• [TASK DESCRIPTION]:
Records follow. Copy every line with "MANCATO".

(Dataset entries on figures)
============================================================
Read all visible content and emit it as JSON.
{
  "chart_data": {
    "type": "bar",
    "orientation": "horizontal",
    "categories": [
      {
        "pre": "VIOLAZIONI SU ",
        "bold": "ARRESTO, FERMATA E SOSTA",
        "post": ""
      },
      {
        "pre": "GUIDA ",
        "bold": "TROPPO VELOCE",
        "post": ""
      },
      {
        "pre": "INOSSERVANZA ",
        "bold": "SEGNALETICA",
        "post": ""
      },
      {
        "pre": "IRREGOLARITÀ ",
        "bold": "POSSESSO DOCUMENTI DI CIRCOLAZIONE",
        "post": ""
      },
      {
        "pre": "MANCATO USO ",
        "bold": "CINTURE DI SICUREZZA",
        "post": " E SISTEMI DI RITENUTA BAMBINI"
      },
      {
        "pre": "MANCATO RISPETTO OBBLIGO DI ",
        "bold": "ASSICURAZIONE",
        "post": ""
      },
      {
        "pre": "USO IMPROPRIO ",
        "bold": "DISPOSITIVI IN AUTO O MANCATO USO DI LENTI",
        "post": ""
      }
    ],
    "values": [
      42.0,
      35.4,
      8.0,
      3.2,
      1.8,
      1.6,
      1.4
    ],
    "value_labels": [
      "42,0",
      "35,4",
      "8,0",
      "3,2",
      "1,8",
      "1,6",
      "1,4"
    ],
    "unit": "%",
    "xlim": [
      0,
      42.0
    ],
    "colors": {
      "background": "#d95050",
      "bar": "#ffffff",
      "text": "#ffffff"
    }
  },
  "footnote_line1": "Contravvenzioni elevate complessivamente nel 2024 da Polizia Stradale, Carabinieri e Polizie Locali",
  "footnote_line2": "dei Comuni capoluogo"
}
============================================================
• [RESPONSE BELOW]:
        "pre": "MANCATO USO ",
        "pre": "MANCATO RISPETTO OBBLIGO DI ",
        "bold": "DISPOSITIVI IN AUTO O MANCATO USO DI LENTI",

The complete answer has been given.